= Problem requirements =
Go through the entries below and collect each line with the string "Between" in it.

Rows from a dataset

§ §

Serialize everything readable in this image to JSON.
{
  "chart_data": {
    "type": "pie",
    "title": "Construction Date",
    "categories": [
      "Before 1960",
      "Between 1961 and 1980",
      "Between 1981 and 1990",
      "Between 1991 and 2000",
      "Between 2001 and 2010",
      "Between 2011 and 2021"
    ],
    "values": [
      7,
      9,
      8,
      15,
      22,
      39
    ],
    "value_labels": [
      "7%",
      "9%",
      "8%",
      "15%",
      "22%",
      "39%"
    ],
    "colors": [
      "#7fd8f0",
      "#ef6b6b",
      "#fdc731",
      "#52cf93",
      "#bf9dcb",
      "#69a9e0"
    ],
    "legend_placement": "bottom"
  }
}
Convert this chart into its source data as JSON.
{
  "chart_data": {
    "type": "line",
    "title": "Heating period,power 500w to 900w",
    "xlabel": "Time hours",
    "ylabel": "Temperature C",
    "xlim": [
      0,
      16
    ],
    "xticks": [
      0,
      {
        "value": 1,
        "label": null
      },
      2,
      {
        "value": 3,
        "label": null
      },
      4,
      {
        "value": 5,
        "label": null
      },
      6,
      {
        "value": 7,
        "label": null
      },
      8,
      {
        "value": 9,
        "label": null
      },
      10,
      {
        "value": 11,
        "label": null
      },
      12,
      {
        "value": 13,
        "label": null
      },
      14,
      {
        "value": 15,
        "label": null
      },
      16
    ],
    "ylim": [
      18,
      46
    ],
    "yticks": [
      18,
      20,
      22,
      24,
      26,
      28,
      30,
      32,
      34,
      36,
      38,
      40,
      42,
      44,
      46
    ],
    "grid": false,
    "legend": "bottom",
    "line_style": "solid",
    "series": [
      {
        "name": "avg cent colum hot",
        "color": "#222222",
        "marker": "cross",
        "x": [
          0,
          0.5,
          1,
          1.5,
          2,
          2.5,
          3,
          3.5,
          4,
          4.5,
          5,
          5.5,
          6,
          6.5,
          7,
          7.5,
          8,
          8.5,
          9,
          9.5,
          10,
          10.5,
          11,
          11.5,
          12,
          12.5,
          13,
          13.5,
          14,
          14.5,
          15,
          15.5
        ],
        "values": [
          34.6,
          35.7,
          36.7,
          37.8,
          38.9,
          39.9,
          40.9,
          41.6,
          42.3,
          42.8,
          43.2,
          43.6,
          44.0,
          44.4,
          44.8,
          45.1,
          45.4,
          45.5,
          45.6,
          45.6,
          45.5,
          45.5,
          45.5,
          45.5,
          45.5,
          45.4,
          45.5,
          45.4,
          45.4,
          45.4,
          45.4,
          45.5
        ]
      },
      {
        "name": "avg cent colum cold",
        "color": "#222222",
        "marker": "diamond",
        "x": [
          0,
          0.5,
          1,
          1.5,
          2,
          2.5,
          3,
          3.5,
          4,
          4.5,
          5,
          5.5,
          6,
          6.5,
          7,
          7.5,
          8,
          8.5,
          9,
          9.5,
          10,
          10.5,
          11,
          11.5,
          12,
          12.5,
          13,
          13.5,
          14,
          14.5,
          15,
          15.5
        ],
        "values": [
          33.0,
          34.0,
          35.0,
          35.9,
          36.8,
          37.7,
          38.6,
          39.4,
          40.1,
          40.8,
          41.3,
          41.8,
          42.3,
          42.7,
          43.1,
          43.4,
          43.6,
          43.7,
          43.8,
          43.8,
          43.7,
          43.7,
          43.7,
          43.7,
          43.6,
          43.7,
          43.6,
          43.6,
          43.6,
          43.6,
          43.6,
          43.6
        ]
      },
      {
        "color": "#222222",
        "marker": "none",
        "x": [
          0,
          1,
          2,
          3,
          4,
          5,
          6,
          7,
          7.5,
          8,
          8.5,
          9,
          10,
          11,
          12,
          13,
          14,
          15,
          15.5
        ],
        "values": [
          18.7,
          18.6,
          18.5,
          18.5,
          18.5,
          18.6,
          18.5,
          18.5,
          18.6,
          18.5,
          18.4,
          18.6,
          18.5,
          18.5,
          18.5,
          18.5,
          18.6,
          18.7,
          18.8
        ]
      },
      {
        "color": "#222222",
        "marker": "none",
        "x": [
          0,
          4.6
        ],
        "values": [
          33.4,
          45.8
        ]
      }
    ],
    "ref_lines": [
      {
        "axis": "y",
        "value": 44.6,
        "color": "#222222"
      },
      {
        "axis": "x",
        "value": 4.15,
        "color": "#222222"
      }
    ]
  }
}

§ §

= The solution =
      "Between 1961 and 1980",
      "Between 1981 and 1990",
      "Between 1991 and 2000",
      "Between 2001 and 2010",
      "Between 2011 and 2021"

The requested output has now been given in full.